● **Task requirements**
Can you return the records word for word, from their first line through the line that contains "legend-type-label: Type: dBm", with both of those lines included?

[START Source material]

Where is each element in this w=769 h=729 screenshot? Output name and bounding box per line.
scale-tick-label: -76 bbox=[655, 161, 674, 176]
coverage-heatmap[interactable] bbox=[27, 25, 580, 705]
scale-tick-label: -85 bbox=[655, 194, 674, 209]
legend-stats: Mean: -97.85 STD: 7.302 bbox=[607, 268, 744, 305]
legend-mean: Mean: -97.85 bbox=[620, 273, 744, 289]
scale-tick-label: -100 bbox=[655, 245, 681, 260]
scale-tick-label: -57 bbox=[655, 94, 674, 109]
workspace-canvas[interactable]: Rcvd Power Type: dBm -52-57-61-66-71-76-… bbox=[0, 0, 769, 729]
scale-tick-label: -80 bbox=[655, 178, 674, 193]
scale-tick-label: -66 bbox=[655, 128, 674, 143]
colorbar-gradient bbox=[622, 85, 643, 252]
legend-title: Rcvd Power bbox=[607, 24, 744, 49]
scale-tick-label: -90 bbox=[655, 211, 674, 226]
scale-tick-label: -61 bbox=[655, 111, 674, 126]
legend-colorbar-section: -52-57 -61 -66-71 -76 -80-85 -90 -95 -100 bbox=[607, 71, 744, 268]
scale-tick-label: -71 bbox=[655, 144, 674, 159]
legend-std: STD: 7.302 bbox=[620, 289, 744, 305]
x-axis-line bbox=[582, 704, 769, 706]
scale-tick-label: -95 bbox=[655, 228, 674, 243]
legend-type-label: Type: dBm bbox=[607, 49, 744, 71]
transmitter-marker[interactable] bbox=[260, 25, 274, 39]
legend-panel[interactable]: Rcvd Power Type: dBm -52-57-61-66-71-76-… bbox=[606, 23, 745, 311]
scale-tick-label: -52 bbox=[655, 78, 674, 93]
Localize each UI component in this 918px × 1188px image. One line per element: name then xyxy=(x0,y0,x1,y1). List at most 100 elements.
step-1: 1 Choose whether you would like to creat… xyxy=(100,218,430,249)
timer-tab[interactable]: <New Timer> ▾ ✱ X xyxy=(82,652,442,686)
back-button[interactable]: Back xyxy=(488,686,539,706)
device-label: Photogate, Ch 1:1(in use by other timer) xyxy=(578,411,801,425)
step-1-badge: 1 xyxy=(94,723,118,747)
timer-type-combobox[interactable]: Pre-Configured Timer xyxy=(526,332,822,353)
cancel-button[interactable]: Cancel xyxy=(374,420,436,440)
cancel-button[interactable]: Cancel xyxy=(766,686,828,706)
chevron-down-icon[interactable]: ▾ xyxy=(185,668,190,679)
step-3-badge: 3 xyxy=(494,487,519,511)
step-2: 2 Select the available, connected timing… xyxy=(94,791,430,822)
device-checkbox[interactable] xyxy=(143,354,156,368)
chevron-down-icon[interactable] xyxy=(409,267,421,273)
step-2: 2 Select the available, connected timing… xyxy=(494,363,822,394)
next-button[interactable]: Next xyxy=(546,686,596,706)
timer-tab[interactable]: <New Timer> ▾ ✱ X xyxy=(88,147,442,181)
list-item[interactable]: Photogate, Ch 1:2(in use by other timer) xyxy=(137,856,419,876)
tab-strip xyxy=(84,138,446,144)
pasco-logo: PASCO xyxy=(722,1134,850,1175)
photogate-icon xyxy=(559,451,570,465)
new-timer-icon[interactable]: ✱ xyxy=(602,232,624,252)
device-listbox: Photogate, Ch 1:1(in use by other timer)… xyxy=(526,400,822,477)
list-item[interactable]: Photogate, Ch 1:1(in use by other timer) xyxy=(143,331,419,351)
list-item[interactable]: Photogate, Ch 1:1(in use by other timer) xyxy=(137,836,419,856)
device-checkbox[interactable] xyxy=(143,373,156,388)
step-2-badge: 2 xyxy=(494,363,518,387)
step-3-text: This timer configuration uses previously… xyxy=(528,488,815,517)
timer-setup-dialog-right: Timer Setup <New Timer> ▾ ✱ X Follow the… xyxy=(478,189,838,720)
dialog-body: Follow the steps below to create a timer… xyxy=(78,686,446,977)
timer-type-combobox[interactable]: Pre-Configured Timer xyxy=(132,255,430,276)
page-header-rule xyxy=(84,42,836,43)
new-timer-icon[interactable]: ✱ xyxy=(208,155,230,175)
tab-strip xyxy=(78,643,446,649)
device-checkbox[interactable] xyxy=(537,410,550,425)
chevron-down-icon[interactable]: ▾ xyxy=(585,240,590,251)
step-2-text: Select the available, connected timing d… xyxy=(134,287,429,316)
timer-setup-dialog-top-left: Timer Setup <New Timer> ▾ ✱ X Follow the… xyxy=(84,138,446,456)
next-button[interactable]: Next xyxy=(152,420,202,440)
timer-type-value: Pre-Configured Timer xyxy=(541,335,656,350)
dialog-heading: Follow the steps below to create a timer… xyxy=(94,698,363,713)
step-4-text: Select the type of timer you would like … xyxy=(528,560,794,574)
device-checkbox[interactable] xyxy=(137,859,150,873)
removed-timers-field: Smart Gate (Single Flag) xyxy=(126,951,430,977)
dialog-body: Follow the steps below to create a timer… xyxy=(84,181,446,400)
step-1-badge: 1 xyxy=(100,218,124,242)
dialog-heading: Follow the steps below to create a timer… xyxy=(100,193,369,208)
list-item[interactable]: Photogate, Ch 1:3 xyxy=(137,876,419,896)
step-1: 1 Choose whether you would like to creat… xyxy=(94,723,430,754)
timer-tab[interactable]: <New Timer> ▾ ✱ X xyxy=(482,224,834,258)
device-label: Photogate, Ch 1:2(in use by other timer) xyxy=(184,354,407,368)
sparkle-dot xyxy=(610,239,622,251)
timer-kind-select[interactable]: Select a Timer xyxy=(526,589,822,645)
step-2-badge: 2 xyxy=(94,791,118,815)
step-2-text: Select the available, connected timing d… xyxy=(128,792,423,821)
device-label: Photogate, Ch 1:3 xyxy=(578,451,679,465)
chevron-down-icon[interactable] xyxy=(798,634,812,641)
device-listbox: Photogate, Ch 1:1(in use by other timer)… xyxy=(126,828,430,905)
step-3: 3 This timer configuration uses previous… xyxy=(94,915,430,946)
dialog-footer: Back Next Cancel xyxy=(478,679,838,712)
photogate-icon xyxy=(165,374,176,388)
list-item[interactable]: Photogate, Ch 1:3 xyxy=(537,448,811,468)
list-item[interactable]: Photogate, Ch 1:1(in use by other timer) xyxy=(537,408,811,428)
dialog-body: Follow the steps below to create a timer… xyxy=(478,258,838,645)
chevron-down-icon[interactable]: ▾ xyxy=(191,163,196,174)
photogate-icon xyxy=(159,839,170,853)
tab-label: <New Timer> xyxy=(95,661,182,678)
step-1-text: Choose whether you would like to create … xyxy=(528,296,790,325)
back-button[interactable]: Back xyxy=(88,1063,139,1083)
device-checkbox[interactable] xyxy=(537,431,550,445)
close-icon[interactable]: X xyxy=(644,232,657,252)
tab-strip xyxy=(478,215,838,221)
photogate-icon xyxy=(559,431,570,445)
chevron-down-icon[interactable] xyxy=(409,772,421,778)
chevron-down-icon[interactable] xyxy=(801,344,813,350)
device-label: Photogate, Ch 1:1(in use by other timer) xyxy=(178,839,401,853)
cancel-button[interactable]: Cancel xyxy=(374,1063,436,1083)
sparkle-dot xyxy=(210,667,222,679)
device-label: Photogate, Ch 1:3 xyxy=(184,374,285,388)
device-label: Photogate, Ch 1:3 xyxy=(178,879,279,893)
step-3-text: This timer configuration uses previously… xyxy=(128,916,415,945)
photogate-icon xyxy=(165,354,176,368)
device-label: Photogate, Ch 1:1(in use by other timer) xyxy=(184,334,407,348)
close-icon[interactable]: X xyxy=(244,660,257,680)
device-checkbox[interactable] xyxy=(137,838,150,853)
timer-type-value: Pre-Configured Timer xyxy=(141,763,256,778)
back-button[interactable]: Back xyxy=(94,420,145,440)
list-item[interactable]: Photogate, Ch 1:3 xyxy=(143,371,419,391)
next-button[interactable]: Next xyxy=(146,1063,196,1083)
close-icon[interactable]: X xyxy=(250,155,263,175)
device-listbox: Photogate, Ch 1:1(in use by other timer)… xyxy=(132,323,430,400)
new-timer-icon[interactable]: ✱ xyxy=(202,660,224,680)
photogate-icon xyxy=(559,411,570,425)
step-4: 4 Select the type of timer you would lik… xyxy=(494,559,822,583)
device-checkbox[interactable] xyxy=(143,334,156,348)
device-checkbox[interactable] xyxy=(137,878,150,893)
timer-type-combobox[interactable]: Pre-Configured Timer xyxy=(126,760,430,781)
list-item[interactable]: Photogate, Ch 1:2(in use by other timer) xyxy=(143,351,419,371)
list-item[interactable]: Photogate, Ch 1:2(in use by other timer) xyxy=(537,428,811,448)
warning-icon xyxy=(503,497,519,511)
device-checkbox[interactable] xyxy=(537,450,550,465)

[END Source material]

● **Answer below**
Where is each element in this w=769 h=729 screenshot? Output name and bounding box per line.
scale-tick-label: -76 bbox=[655, 161, 674, 176]
coverage-heatmap[interactable] bbox=[27, 25, 580, 705]
scale-tick-label: -85 bbox=[655, 194, 674, 209]
legend-stats: Mean: -97.85 STD: 7.302 bbox=[607, 268, 744, 305]
legend-mean: Mean: -97.85 bbox=[620, 273, 744, 289]
scale-tick-label: -100 bbox=[655, 245, 681, 260]
scale-tick-label: -57 bbox=[655, 94, 674, 109]
workspace-canvas[interactable]: Rcvd Power Type: dBm -52-57-61-66-71-76-… bbox=[0, 0, 769, 729]
scale-tick-label: -80 bbox=[655, 178, 674, 193]
scale-tick-label: -66 bbox=[655, 128, 674, 143]
colorbar-gradient bbox=[622, 85, 643, 252]
legend-title: Rcvd Power bbox=[607, 24, 744, 49]
scale-tick-label: -90 bbox=[655, 211, 674, 226]
scale-tick-label: -61 bbox=[655, 111, 674, 126]
legend-colorbar-section: -52-57 -61 -66-71 -76 -80-85 -90 -95 -100 bbox=[607, 71, 744, 268]
scale-tick-label: -71 bbox=[655, 144, 674, 159]
legend-std: STD: 7.302 bbox=[620, 289, 744, 305]
x-axis-line bbox=[582, 704, 769, 706]
scale-tick-label: -95 bbox=[655, 228, 674, 243]
legend-type-label: Type: dBm bbox=[607, 49, 744, 71]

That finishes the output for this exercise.